▶ _Extracted information_
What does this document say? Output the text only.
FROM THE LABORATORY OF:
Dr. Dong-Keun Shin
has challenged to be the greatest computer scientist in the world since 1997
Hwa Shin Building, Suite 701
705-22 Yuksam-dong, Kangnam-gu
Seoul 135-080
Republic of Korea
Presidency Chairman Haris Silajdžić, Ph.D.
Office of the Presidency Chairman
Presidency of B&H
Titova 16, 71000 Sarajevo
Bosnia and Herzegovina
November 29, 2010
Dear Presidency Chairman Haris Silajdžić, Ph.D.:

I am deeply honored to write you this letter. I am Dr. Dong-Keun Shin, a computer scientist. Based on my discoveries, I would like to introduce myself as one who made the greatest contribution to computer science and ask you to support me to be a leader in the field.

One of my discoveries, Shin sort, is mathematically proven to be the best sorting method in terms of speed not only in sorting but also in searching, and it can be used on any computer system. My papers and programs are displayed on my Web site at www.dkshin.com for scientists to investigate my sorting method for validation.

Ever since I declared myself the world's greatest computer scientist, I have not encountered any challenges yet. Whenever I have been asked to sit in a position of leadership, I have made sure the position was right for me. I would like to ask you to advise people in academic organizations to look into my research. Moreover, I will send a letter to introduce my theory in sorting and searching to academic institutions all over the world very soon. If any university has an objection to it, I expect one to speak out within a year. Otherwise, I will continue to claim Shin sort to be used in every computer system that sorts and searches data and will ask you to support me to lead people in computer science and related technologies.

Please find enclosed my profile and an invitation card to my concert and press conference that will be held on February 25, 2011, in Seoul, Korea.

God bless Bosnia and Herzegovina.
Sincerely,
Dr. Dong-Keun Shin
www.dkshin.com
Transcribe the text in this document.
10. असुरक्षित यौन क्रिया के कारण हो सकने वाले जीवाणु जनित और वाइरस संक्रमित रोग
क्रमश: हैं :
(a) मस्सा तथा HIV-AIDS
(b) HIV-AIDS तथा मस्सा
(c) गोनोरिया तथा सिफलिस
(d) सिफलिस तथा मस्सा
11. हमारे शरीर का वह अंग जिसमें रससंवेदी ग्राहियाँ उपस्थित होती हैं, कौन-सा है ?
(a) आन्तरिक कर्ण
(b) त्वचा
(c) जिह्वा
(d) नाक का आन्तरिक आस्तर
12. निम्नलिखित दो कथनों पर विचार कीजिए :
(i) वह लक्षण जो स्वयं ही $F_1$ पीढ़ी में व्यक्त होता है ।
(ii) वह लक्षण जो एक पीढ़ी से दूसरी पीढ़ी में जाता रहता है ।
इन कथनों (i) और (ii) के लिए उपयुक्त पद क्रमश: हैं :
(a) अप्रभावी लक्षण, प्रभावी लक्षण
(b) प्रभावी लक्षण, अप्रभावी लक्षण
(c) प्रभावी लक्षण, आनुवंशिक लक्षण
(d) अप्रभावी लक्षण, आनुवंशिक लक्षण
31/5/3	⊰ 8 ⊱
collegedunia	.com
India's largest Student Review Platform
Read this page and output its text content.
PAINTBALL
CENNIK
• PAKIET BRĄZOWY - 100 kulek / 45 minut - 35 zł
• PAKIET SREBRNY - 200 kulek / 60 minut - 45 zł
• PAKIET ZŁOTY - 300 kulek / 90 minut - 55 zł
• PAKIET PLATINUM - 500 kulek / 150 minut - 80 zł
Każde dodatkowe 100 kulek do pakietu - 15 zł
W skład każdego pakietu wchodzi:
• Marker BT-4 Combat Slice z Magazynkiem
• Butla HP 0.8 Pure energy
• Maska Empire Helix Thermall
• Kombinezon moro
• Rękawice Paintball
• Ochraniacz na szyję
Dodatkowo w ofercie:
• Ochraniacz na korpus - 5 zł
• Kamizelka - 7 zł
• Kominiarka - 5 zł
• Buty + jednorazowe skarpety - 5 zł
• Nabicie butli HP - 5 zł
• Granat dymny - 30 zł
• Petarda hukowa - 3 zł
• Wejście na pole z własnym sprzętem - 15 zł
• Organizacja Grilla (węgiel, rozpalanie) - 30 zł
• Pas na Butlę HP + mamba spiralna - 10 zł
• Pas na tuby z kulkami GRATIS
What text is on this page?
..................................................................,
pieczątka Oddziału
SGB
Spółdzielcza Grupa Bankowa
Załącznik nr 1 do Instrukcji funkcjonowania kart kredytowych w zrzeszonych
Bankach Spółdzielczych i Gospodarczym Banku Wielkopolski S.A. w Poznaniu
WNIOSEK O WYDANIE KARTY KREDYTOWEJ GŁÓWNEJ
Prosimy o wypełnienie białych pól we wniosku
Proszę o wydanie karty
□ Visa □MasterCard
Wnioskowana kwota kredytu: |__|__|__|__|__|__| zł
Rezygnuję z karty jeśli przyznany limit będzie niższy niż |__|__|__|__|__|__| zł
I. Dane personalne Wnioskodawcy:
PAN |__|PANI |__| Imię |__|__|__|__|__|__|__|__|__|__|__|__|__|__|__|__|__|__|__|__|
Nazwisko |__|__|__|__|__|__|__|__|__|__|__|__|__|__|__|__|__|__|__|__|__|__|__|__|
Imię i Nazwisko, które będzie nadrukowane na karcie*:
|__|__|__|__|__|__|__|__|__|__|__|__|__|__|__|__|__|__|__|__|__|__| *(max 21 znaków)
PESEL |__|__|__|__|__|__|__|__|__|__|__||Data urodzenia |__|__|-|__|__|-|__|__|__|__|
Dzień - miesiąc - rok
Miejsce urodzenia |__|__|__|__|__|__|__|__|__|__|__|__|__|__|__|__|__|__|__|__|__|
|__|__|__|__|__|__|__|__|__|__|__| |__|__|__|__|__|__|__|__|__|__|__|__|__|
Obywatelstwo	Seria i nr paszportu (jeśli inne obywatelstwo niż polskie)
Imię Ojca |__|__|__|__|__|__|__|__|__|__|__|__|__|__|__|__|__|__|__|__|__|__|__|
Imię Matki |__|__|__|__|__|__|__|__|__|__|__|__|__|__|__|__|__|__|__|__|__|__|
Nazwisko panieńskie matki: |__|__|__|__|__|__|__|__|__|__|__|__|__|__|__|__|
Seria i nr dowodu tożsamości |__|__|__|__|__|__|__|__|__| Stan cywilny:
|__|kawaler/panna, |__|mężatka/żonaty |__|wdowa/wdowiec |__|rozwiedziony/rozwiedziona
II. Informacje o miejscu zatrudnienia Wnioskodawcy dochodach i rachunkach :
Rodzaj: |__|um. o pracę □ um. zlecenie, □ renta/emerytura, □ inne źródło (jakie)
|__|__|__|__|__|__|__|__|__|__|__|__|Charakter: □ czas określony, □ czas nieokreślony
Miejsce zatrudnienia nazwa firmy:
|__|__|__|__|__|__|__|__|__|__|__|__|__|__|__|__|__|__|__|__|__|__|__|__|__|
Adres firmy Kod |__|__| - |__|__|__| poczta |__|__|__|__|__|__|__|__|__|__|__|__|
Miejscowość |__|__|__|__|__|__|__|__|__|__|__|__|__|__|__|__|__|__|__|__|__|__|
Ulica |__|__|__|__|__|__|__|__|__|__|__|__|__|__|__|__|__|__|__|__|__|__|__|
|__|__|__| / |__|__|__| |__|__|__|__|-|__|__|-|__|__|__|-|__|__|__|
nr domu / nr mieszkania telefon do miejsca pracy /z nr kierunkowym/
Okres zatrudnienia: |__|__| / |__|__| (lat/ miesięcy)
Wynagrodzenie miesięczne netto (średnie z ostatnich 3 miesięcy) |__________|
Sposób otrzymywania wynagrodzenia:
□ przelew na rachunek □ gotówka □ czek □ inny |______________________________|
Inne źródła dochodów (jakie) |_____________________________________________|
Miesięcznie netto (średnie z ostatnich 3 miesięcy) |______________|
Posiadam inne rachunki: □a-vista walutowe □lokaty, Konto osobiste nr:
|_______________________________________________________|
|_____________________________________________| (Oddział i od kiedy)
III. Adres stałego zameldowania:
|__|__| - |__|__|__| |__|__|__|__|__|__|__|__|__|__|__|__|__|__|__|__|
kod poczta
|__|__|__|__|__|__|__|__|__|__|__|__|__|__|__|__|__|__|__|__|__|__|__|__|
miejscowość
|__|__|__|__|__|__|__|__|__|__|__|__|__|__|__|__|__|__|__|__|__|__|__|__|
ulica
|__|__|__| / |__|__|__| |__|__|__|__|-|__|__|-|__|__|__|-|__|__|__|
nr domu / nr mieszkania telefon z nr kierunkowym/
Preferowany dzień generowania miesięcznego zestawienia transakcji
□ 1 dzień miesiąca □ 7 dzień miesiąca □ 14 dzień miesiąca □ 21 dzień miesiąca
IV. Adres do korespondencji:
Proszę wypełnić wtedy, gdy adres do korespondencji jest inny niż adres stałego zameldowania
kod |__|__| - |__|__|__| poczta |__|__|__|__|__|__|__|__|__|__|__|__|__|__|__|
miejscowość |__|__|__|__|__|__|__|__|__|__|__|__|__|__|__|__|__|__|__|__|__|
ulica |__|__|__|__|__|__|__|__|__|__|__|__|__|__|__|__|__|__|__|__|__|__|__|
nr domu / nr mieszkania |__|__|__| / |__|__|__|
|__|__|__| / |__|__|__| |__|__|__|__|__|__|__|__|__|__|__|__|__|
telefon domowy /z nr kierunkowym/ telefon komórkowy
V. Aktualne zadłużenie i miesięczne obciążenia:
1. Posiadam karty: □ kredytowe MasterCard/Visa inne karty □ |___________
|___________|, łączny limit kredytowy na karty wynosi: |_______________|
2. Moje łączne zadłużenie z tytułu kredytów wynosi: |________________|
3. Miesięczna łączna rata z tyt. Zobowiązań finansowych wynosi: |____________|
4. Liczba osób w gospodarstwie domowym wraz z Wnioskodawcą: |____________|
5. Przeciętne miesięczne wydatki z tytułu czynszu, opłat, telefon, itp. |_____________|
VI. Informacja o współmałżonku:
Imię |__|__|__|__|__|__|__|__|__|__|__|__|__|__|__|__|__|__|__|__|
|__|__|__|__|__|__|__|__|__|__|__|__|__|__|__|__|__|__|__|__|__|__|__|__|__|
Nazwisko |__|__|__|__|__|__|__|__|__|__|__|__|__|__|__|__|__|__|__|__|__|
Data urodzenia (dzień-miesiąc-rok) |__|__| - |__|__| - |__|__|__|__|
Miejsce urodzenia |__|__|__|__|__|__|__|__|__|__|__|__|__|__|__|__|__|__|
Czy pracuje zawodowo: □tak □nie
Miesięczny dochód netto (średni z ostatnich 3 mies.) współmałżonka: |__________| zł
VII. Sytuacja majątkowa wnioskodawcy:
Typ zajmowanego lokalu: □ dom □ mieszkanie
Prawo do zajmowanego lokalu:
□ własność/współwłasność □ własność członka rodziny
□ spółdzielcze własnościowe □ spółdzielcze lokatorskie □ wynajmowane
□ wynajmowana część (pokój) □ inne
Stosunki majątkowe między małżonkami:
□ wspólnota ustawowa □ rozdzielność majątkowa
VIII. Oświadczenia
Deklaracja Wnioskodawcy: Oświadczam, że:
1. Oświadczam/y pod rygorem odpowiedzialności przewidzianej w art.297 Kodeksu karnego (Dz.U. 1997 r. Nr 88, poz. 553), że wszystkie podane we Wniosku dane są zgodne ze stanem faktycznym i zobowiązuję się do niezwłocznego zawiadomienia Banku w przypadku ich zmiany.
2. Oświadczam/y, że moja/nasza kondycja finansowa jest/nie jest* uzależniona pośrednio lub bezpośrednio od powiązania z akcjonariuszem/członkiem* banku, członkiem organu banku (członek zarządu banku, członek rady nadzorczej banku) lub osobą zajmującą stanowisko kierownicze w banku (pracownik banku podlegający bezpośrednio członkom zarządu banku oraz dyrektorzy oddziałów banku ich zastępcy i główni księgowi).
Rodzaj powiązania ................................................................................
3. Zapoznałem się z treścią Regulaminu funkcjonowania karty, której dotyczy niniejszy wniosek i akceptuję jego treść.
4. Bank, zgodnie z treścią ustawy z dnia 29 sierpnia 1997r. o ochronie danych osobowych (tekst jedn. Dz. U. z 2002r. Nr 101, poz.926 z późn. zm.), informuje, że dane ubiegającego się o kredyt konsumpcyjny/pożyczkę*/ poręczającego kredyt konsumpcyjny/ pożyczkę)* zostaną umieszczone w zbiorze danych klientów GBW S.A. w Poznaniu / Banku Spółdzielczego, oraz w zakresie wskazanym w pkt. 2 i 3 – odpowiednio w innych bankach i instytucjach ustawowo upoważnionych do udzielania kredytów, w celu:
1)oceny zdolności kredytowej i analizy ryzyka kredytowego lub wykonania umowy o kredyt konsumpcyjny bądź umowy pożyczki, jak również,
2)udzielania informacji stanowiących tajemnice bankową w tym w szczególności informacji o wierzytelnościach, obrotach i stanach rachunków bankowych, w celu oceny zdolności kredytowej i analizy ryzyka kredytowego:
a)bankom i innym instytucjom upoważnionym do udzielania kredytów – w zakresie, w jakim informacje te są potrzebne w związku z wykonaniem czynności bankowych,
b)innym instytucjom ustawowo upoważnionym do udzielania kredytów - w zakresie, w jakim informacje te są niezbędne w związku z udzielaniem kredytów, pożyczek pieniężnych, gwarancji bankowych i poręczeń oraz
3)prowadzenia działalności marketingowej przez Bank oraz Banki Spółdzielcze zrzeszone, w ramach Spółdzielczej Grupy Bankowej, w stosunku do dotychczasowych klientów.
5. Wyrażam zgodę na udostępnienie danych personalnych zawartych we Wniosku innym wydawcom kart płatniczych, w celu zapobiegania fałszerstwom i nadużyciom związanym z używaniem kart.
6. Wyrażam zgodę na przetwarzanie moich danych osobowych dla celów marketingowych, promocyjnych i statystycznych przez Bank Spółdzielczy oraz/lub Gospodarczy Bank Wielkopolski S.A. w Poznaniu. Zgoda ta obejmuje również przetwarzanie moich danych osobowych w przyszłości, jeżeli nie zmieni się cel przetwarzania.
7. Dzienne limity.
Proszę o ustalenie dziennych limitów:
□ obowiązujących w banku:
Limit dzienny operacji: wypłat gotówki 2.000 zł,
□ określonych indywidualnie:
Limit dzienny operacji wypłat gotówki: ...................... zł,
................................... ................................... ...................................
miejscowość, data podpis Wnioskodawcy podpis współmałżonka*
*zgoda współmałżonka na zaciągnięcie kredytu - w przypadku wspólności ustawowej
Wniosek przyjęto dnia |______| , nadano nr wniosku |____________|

▶ _Work to do_
Show all lines in the entries above where the string "stałego" appears.

▶ _Task output_
III. Adres stałego zameldowania:
Proszę wypełnić wtedy, gdy adres do korespondencji jest inny niż adres stałego zameldowania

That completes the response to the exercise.